• Exercise objective
Omit the images. Copy each entry word for word.

####

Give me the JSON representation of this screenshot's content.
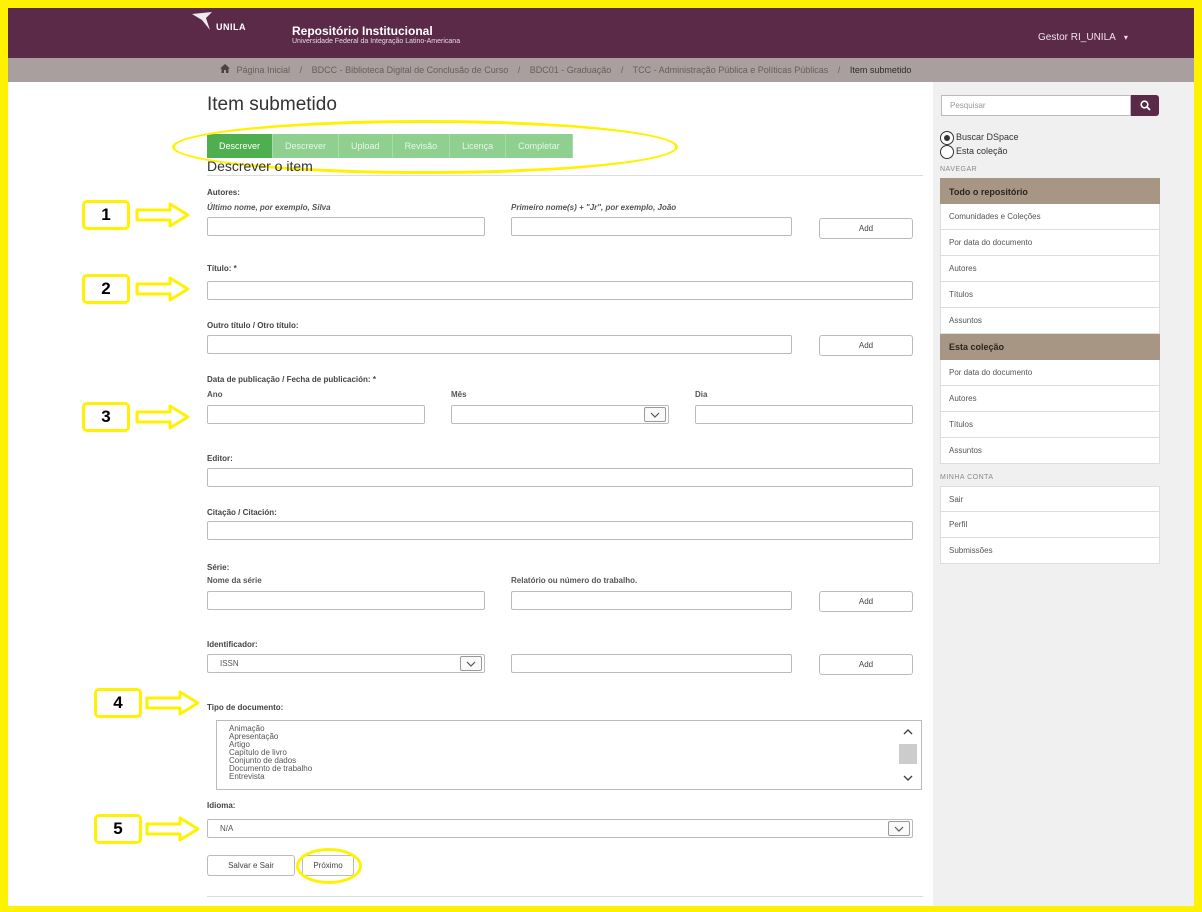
{
  "header": {
    "logo_text": "UNILA",
    "site_title": "Repositório Institucional",
    "site_subtitle": "Universidade Federal da Integração Latino-Americana",
    "user_menu": "Gestor RI_UNILA",
    "user_caret": "▾"
  },
  "breadcrumb": {
    "separator": "/",
    "items": [
      "Página Inicial",
      "BDCC - Biblioteca Digital de Conclusão de Curso",
      "BDC01 - Graduação",
      "TCC - Administração Pública e Políticas Públicas"
    ],
    "current": "Item submetido"
  },
  "main": {
    "page_title": "Item submetido",
    "steps": [
      "Descrever",
      "Descrever",
      "Upload",
      "Revisão",
      "Licença",
      "Completar"
    ],
    "section_title": "Descrever o item",
    "authors": {
      "label": "Autores:",
      "last_name_label": "Último nome, por exemplo, Silva",
      "first_name_label": "Primeiro nome(s) + \"Jr\", por exemplo, João",
      "add": "Add"
    },
    "title": {
      "label": "Título: *"
    },
    "other_title": {
      "label": "Outro título / Otro título:",
      "add": "Add"
    },
    "date": {
      "label": "Data de publicação / Fecha de publicación: *",
      "year": "Ano",
      "month": "Mês",
      "day": "Dia"
    },
    "publisher": {
      "label": "Editor:"
    },
    "citation": {
      "label": "Citação / Citación:"
    },
    "series": {
      "label": "Série:",
      "name_label": "Nome da série",
      "report_label": "Relatório ou número do trabalho.",
      "add": "Add"
    },
    "identifier": {
      "label": "Identificador:",
      "type_value": "ISSN",
      "add": "Add"
    },
    "doc_type": {
      "label": "Tipo de documento:",
      "options": [
        "Animação",
        "Apresentação",
        "Artigo",
        "Capítulo de livro",
        "Conjunto de dados",
        "Documento de trabalho",
        "Entrevista"
      ]
    },
    "language": {
      "label": "Idioma:",
      "value": "N/A"
    },
    "buttons": {
      "save_exit": "Salvar e Sair",
      "next": "Próximo"
    }
  },
  "sidebar": {
    "search_placeholder": "Pesquisar",
    "scope_options": [
      "Buscar DSpace",
      "Esta coleção"
    ],
    "navigate_heading": "NAVEGAR",
    "repo_header": "Todo o repositório",
    "repo_items": [
      "Comunidades e Coleções",
      "Por data do documento",
      "Autores",
      "Títulos",
      "Assuntos"
    ],
    "collection_header": "Esta coleção",
    "collection_items": [
      "Por data do documento",
      "Autores",
      "Títulos",
      "Assuntos"
    ],
    "account_heading": "MINHA CONTA",
    "account_items": [
      "Sair",
      "Perfil",
      "Submissões"
    ]
  },
  "annotations": {
    "markers": [
      "1",
      "2",
      "3",
      "4",
      "5"
    ]
  },
  "colors": {
    "highlight": "#fff200",
    "topbar": "#5b2a48",
    "breadcrumb": "#a89f9e",
    "step_active": "#4fae4f",
    "step_inactive": "#8fcf8f",
    "sidebar_header": "#a79683"
  }
}
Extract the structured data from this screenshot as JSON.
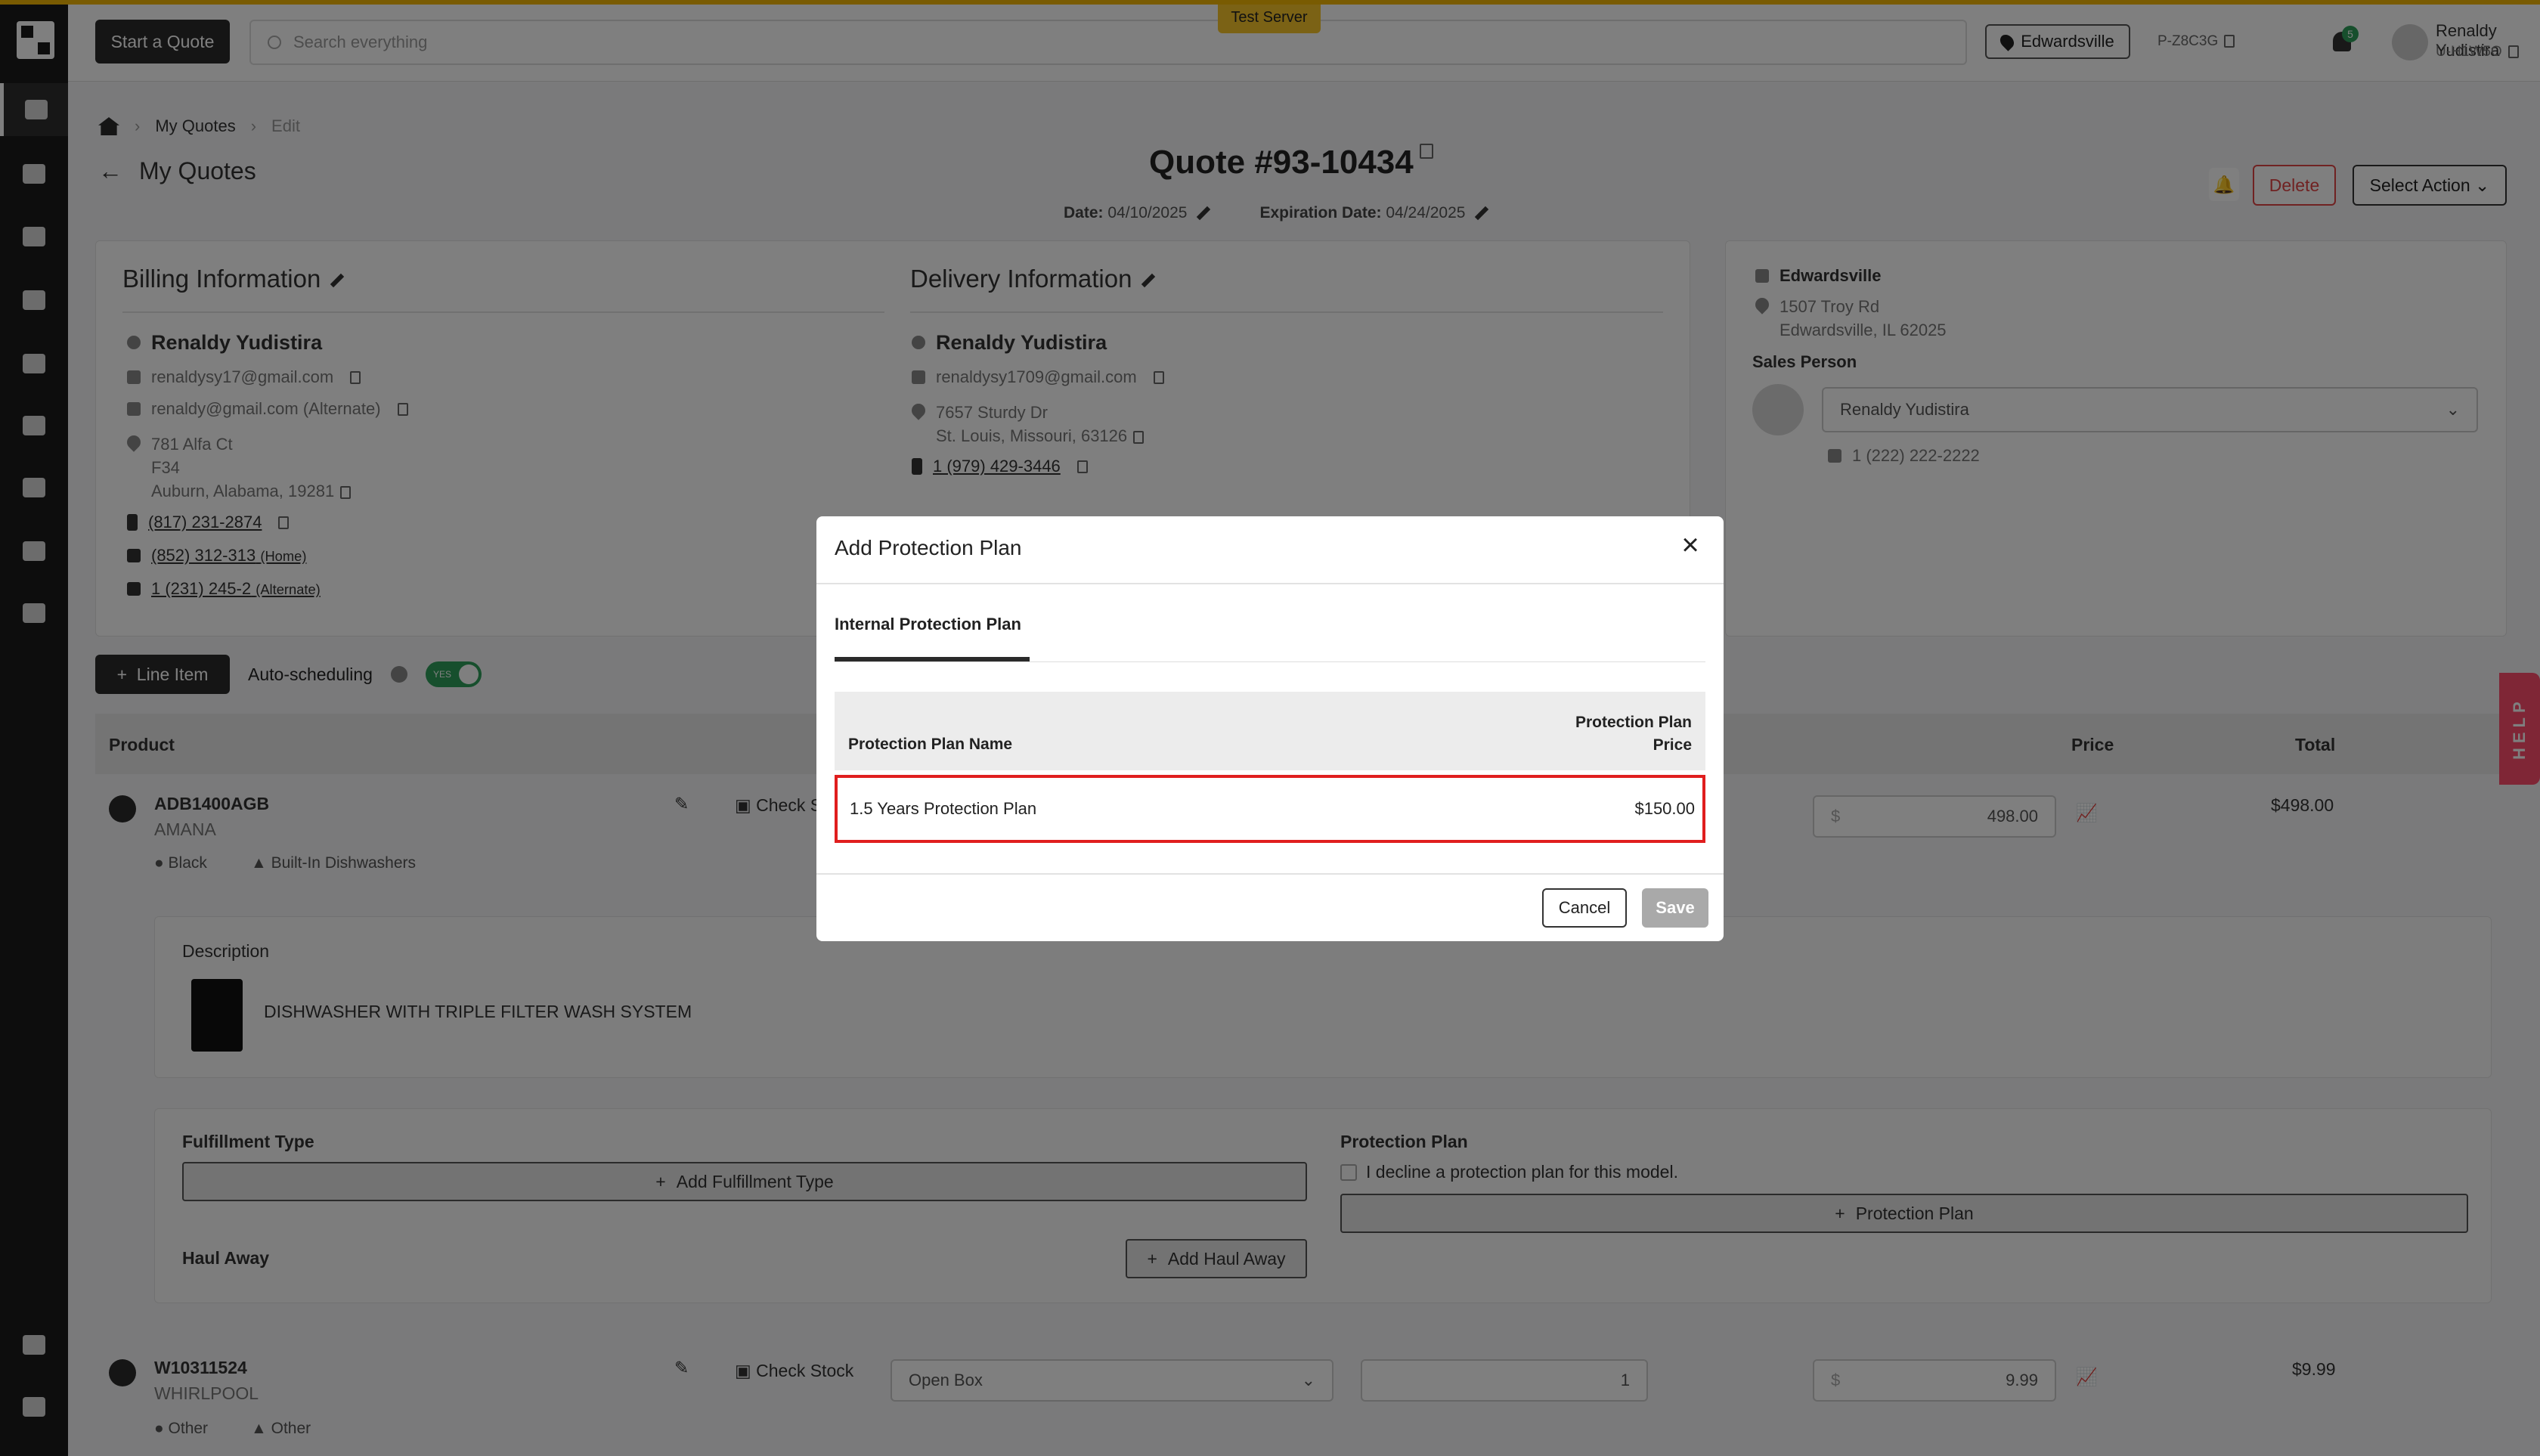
{
  "banner": {
    "test_server": "Test Server"
  },
  "header": {
    "start_quote": "Start a Quote",
    "search_placeholder": "Search everything",
    "location": "Edwardsville",
    "store_code": "P-Z8C3G",
    "notification_count": "5",
    "user_name": "Renaldy Yudistira",
    "user_id": "U-H1W5O"
  },
  "breadcrumb": {
    "home": "",
    "my_quotes": "My Quotes",
    "current": "Edit"
  },
  "page": {
    "back_label": "My Quotes",
    "quote_title": "Quote #93-10434",
    "date_label": "Date:",
    "date_value": "04/10/2025",
    "exp_label": "Expiration Date:",
    "exp_value": "04/24/2025",
    "delete_label": "Delete",
    "select_action_label": "Select Action"
  },
  "billing": {
    "title": "Billing Information",
    "name": "Renaldy Yudistira",
    "email": "renaldysy17@gmail.com",
    "email_alt": "renaldy@gmail.com (Alternate)",
    "address_line1": "781 Alfa Ct",
    "address_line2": "F34",
    "address_line3": "Auburn, Alabama, 19281",
    "mobile": "(817) 231-2874",
    "home_phone": "(852) 312-313",
    "home_suffix": "(Home)",
    "alt_phone": "1 (231) 245-2",
    "alt_suffix": "(Alternate)"
  },
  "delivery": {
    "title": "Delivery Information",
    "name": "Renaldy Yudistira",
    "email": "renaldysy1709@gmail.com",
    "address_line1": "7657 Sturdy Dr",
    "address_line2": "St. Louis, Missouri, 63126",
    "phone": "1 (979) 429-3446"
  },
  "store": {
    "name": "Edwardsville",
    "address_line1": "1507 Troy Rd",
    "address_line2": "Edwardsville, IL 62025",
    "sales_person_label": "Sales Person",
    "sales_person": "Renaldy Yudistira",
    "sales_phone": "1 (222) 222-2222"
  },
  "toolbar": {
    "line_item": "Line Item",
    "auto_scheduling": "Auto-scheduling",
    "toggle_text": "YES"
  },
  "table": {
    "headers": {
      "product": "Product",
      "price": "Price",
      "total": "Total"
    },
    "items": [
      {
        "sku": "ADB1400AGB",
        "brand": "AMANA",
        "color": "Black",
        "category": "Built-In Dishwashers",
        "check_stock": "Check Stock",
        "price": "498.00",
        "total": "$498.00",
        "description_label": "Description",
        "description": "DISHWASHER WITH TRIPLE FILTER WASH SYSTEM"
      },
      {
        "sku": "W10311524",
        "brand": "WHIRLPOOL",
        "color": "Other",
        "category": "Other",
        "check_stock": "Check Stock",
        "condition": "Open Box",
        "qty": "1",
        "price": "9.99",
        "total": "$9.99"
      }
    ],
    "currency_symbol": "$"
  },
  "fulfillment": {
    "label": "Fulfillment Type",
    "add_fulfillment": "Add Fulfillment Type",
    "haul_away_label": "Haul Away",
    "add_haul_away": "Add Haul Away",
    "protection_label": "Protection Plan",
    "decline_text": "I decline a protection plan for this model.",
    "protection_button": "Protection Plan"
  },
  "help": {
    "label": "HELP"
  },
  "modal": {
    "title": "Add Protection Plan",
    "tab": "Internal Protection Plan",
    "col_name": "Protection Plan Name",
    "col_price_line1": "Protection Plan",
    "col_price_line2": "Price",
    "plans": [
      {
        "name": "1.5 Years Protection Plan",
        "price": "$150.00"
      }
    ],
    "cancel": "Cancel",
    "save": "Save"
  },
  "colors": {
    "accent_dark": "#2a2a2a",
    "toggle_green": "#2e9e5b",
    "highlight_red": "#e01e1e",
    "delete_red": "#e04444",
    "help_pink": "#ff4d6d"
  }
}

####

• Finished task
Give me the JSON representation of this screenshot's content.
{
  "header": {
    "logo_text": "UNILA",
    "site_title": "Repositório Institucional",
    "site_subtitle": "Universidade Federal da Integração Latino-Americana",
    "user_menu": "Gestor RI_UNILA",
    "user_caret": "▾"
  },
  "breadcrumb": {
    "separator": "/",
    "items": [
      "Página Inicial",
      "BDCC - Biblioteca Digital de Conclusão de Curso",
      "BDC01 - Graduação",
      "TCC - Administração Pública e Políticas Públicas"
    ],
    "current": "Item submetido"
  },
  "main": {
    "page_title": "Item submetido",
    "steps": [
      "Descrever",
      "Descrever",
      "Upload",
      "Revisão",
      "Licença",
      "Completar"
    ],
    "section_title": "Descrever o item",
    "authors": {
      "label": "Autores:",
      "last_name_label": "Último nome, por exemplo, Silva",
      "first_name_label": "Primeiro nome(s) + \"Jr\", por exemplo, João",
      "add": "Add"
    },
    "title": {
      "label": "Título: *"
    },
    "other_title": {
      "label": "Outro título / Otro título:",
      "add": "Add"
    },
    "date": {
      "label": "Data de publicação / Fecha de publicación: *",
      "year": "Ano",
      "month": "Mês",
      "day": "Dia"
    },
    "publisher": {
      "label": "Editor:"
    },
    "citation": {
      "label": "Citação / Citación:"
    },
    "series": {
      "label": "Série:",
      "name_label": "Nome da série",
      "report_label": "Relatório ou número do trabalho.",
      "add": "Add"
    },
    "identifier": {
      "label": "Identificador:",
      "type_value": "ISSN",
      "add": "Add"
    },
    "doc_type": {
      "label": "Tipo de documento:",
      "options": [
        "Animação",
        "Apresentação",
        "Artigo",
        "Capítulo de livro",
        "Conjunto de dados",
        "Documento de trabalho",
        "Entrevista"
      ]
    },
    "language": {
      "label": "Idioma:",
      "value": "N/A"
    },
    "buttons": {
      "save_exit": "Salvar e Sair",
      "next": "Próximo"
    }
  },
  "sidebar": {
    "search_placeholder": "Pesquisar",
    "scope_options": [
      "Buscar DSpace",
      "Esta coleção"
    ],
    "navigate_heading": "NAVEGAR",
    "repo_header": "Todo o repositório",
    "repo_items": [
      "Comunidades e Coleções",
      "Por data do documento",
      "Autores",
      "Títulos",
      "Assuntos"
    ],
    "collection_header": "Esta coleção",
    "collection_items": [
      "Por data do documento",
      "Autores",
      "Títulos",
      "Assuntos"
    ],
    "account_heading": "MINHA CONTA",
    "account_items": [
      "Sair",
      "Perfil",
      "Submissões"
    ]
  },
  "annotations": {
    "markers": [
      "1",
      "2",
      "3",
      "4",
      "5"
    ]
  },
  "colors": {
    "highlight": "#fff200",
    "topbar": "#5b2a48",
    "breadcrumb": "#a89f9e",
    "step_active": "#4fae4f",
    "step_inactive": "#8fcf8f",
    "sidebar_header": "#a79683"
  }
}
Extract the structured data from this screenshot as JSON.
{
  "banner": {
    "test_server": "Test Server"
  },
  "header": {
    "start_quote": "Start a Quote",
    "search_placeholder": "Search everything",
    "location": "Edwardsville",
    "store_code": "P-Z8C3G",
    "notification_count": "5",
    "user_name": "Renaldy Yudistira",
    "user_id": "U-H1W5O"
  },
  "breadcrumb": {
    "home": "",
    "my_quotes": "My Quotes",
    "current": "Edit"
  },
  "page": {
    "back_label": "My Quotes",
    "quote_title": "Quote #93-10434",
    "date_label": "Date:",
    "date_value": "04/10/2025",
    "exp_label": "Expiration Date:",
    "exp_value": "04/24/2025",
    "delete_label": "Delete",
    "select_action_label": "Select Action"
  },
  "billing": {
    "title": "Billing Information",
    "name": "Renaldy Yudistira",
    "email": "renaldysy17@gmail.com",
    "email_alt": "renaldy@gmail.com (Alternate)",
    "address_line1": "781 Alfa Ct",
    "address_line2": "F34",
    "address_line3": "Auburn, Alabama, 19281",
    "mobile": "(817) 231-2874",
    "home_phone": "(852) 312-313",
    "home_suffix": "(Home)",
    "alt_phone": "1 (231) 245-2",
    "alt_suffix": "(Alternate)"
  },
  "delivery": {
    "title": "Delivery Information",
    "name": "Renaldy Yudistira",
    "email": "renaldysy1709@gmail.com",
    "address_line1": "7657 Sturdy Dr",
    "address_line2": "St. Louis, Missouri, 63126",
    "phone": "1 (979) 429-3446"
  },
  "store": {
    "name": "Edwardsville",
    "address_line1": "1507 Troy Rd",
    "address_line2": "Edwardsville, IL 62025",
    "sales_person_label": "Sales Person",
    "sales_person": "Renaldy Yudistira",
    "sales_phone": "1 (222) 222-2222"
  },
  "toolbar": {
    "line_item": "Line Item",
    "auto_scheduling": "Auto-scheduling",
    "toggle_text": "YES"
  },
  "table": {
    "headers": {
      "product": "Product",
      "price": "Price",
      "total": "Total"
    },
    "items": [
      {
        "sku": "ADB1400AGB",
        "brand": "AMANA",
        "color": "Black",
        "category": "Built-In Dishwashers",
        "check_stock": "Check Stock",
        "price": "498.00",
        "total": "$498.00",
        "description_label": "Description",
        "description": "DISHWASHER WITH TRIPLE FILTER WASH SYSTEM"
      },
      {
        "sku": "W10311524",
        "brand": "WHIRLPOOL",
        "color": "Other",
        "category": "Other",
        "check_stock": "Check Stock",
        "condition": "Open Box",
        "qty": "1",
        "price": "9.99",
        "total": "$9.99"
      }
    ],
    "currency_symbol": "$"
  },
  "fulfillment": {
    "label": "Fulfillment Type",
    "add_fulfillment": "Add Fulfillment Type",
    "haul_away_label": "Haul Away",
    "add_haul_away": "Add Haul Away",
    "protection_label": "Protection Plan",
    "decline_text": "I decline a protection plan for this model.",
    "protection_button": "Protection Plan"
  },
  "help": {
    "label": "HELP"
  },
  "modal": {
    "title": "Add Protection Plan",
    "tab": "Internal Protection Plan",
    "col_name": "Protection Plan Name",
    "col_price_line1": "Protection Plan",
    "col_price_line2": "Price",
    "plans": [
      {
        "name": "1.5 Years Protection Plan",
        "price": "$150.00"
      }
    ],
    "cancel": "Cancel",
    "save": "Save"
  },
  "colors": {
    "accent_dark": "#2a2a2a",
    "toggle_green": "#2e9e5b",
    "highlight_red": "#e01e1e",
    "delete_red": "#e04444",
    "help_pink": "#ff4d6d"
  }
}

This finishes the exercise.